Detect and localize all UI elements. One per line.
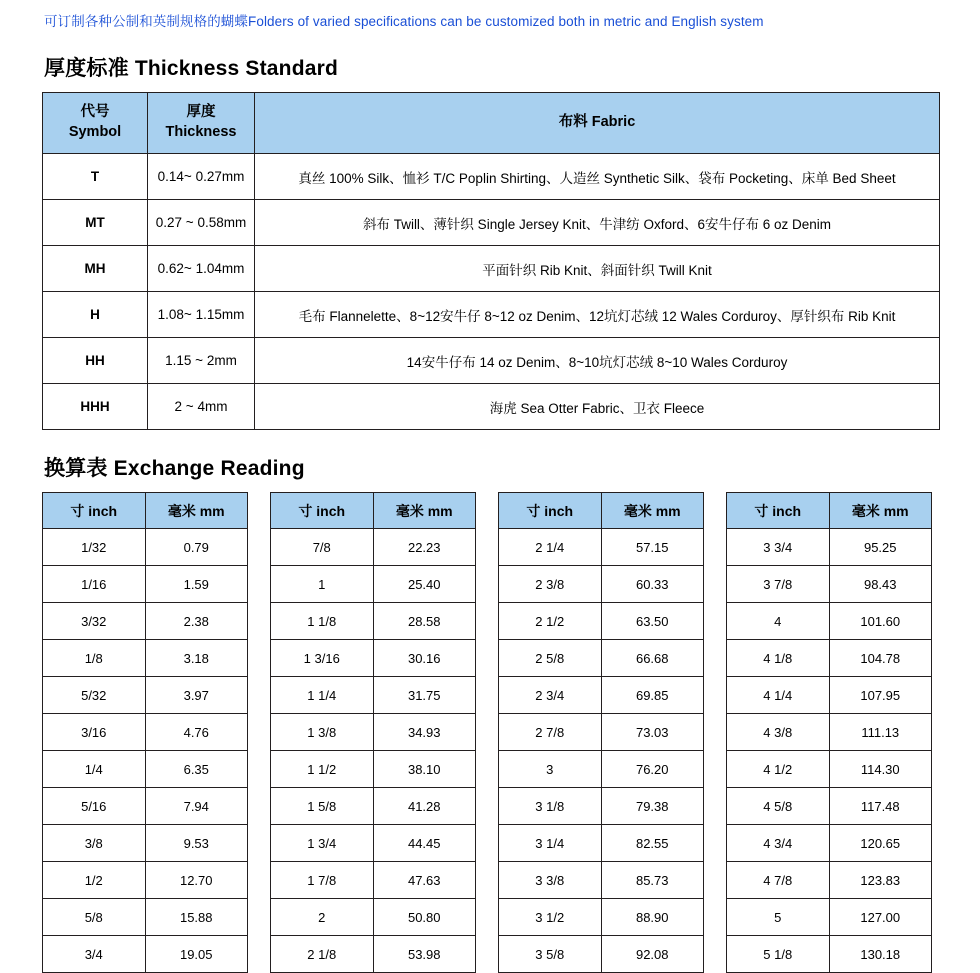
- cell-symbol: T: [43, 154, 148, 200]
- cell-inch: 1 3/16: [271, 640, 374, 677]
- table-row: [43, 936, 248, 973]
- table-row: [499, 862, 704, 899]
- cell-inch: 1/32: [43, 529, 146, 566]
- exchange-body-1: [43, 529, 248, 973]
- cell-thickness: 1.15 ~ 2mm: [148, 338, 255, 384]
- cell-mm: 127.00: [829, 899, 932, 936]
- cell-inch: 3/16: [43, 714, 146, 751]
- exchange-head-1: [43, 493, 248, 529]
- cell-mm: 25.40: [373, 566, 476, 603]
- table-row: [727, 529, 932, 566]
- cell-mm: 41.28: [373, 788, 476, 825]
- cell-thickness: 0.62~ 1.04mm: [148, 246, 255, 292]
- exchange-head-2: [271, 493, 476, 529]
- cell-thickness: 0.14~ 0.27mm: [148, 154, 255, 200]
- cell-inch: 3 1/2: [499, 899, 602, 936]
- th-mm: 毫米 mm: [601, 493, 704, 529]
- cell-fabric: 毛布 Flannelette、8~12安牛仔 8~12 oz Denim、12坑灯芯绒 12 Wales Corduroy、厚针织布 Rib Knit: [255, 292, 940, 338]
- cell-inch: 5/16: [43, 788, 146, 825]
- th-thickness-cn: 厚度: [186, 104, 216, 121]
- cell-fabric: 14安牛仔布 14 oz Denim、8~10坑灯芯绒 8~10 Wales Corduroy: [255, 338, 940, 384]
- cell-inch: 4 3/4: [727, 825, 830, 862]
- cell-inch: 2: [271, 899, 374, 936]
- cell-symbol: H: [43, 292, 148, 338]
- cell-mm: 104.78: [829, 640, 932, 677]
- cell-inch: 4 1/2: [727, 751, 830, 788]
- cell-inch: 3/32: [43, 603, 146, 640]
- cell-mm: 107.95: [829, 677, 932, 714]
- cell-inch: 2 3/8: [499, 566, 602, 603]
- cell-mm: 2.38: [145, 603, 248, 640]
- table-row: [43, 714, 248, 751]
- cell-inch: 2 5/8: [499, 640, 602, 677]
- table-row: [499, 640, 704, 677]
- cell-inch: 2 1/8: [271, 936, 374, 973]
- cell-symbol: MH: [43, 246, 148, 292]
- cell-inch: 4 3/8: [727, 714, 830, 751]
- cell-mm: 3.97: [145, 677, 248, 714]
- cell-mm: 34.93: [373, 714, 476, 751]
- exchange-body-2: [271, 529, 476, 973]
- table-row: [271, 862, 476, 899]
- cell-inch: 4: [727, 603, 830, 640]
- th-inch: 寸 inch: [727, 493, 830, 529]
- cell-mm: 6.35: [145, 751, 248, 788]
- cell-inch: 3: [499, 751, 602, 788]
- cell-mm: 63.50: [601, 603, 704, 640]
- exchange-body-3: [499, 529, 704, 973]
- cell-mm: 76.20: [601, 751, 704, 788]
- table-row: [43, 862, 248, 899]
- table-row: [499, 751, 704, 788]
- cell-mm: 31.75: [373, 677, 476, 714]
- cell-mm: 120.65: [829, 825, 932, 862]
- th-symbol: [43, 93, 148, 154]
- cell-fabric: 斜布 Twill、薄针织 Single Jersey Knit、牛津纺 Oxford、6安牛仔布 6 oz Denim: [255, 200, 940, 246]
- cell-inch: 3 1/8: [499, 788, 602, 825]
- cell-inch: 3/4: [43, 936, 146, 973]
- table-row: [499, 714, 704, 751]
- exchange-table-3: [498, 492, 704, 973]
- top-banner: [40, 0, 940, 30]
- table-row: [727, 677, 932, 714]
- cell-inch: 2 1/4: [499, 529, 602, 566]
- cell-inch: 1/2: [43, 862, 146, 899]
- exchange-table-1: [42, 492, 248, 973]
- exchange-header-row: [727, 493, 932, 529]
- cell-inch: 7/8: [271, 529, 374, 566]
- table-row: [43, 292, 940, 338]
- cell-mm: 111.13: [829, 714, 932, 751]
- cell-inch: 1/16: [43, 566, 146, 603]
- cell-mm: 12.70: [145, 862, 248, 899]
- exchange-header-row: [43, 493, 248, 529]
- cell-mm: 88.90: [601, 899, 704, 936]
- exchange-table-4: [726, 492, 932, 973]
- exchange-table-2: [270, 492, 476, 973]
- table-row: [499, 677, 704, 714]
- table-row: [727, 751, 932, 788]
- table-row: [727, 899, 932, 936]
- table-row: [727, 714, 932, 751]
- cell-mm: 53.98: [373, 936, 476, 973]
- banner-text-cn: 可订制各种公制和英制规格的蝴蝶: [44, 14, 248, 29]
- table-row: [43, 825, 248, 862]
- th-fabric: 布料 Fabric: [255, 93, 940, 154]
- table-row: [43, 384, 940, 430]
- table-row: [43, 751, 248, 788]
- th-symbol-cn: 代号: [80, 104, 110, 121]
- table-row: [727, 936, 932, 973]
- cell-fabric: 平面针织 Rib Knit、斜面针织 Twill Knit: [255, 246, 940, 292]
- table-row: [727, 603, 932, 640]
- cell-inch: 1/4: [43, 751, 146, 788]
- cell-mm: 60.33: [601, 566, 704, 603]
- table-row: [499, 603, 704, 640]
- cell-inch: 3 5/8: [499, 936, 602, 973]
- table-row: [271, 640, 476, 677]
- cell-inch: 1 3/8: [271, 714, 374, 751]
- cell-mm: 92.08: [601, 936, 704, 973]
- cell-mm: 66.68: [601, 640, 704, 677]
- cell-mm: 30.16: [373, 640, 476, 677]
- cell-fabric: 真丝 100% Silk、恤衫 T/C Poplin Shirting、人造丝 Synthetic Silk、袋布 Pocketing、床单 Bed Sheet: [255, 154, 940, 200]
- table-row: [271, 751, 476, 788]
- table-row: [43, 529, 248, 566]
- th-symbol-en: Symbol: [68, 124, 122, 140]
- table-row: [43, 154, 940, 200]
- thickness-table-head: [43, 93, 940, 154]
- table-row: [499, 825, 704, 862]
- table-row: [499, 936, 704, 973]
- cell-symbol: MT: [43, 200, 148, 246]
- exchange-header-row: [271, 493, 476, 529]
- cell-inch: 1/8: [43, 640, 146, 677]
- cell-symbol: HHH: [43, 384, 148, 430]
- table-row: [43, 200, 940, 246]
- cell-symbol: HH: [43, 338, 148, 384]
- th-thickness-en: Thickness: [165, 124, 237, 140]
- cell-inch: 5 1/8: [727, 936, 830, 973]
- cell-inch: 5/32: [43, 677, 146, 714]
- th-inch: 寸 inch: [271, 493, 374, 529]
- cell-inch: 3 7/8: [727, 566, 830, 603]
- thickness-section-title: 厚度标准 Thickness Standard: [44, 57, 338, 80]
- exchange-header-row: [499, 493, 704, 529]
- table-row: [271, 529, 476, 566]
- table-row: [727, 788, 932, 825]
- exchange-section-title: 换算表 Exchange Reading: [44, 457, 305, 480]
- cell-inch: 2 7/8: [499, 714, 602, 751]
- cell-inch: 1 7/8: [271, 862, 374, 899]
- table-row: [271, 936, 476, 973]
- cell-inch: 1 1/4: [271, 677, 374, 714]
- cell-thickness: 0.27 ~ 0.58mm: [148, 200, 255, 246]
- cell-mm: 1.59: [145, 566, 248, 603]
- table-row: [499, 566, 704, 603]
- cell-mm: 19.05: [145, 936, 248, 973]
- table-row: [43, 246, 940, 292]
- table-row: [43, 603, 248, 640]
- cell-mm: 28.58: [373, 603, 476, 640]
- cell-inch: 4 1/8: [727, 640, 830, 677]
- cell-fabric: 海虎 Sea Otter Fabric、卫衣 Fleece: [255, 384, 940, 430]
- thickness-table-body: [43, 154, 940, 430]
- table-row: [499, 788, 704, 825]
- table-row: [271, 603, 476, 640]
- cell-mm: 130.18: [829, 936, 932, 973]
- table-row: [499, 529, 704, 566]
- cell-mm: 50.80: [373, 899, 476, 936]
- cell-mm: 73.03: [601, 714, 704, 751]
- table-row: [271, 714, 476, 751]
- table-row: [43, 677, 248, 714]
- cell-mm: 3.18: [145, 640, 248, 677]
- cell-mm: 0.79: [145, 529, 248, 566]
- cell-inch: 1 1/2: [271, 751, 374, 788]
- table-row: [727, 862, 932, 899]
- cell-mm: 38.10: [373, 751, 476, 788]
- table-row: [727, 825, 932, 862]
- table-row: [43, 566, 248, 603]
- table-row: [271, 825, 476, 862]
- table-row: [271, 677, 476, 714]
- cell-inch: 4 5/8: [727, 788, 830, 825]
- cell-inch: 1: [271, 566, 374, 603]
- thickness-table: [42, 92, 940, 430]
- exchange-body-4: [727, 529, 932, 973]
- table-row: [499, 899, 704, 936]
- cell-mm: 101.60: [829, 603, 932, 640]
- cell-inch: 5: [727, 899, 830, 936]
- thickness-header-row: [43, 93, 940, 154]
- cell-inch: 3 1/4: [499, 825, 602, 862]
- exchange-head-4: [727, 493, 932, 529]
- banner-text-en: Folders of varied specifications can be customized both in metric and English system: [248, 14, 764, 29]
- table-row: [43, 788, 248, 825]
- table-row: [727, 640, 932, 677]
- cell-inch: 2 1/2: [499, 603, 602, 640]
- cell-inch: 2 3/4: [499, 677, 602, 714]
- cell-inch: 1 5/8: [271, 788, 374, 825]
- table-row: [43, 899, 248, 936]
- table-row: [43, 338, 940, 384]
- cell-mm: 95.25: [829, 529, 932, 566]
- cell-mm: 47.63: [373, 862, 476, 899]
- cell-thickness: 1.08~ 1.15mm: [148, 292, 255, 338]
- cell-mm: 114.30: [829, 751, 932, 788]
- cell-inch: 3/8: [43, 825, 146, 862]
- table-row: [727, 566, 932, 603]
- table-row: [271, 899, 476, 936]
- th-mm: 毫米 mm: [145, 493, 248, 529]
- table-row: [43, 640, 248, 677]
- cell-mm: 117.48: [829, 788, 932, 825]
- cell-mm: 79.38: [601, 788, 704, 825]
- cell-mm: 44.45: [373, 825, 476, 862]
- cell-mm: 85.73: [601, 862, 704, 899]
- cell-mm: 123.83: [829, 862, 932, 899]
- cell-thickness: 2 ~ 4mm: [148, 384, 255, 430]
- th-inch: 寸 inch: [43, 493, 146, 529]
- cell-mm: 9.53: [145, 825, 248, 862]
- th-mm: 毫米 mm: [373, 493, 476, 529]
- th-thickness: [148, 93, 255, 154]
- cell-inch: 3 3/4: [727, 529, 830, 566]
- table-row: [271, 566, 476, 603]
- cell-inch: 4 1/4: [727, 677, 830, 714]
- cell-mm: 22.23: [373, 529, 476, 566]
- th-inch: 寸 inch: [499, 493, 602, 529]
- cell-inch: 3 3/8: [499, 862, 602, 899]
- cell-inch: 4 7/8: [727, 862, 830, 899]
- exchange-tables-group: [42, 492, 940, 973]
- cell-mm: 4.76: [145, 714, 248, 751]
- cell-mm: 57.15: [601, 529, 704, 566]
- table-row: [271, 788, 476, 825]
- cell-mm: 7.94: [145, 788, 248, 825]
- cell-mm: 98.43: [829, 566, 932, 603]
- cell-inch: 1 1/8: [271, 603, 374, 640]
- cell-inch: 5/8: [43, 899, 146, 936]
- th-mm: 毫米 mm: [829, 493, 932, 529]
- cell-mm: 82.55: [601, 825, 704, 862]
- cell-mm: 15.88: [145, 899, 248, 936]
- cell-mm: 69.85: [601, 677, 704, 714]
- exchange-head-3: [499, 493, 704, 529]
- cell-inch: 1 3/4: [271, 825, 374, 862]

──────────

# THE EXERCISE:
Copy out the data word for word, from the line with "- cell-symbol: T: [43, 154, 148, 200]" up to and including the line with "- exchange-head-1: [43, 493, 248, 529]".

# RESULT OF THIS TASK:
- cell-symbol: T: [43, 154, 148, 200]
- cell-inch: 1 3/16: [271, 640, 374, 677]
- table-row: [43, 936, 248, 973]
- table-row: [499, 862, 704, 899]
- cell-inch: 1/32: [43, 529, 146, 566]
- exchange-body-1: [43, 529, 248, 973]
- cell-thickness: 1.15 ~ 2mm: [148, 338, 255, 384]
- cell-mm: 127.00: [829, 899, 932, 936]
- cell-inch: 3/16: [43, 714, 146, 751]
- exchange-head-1: [43, 493, 248, 529]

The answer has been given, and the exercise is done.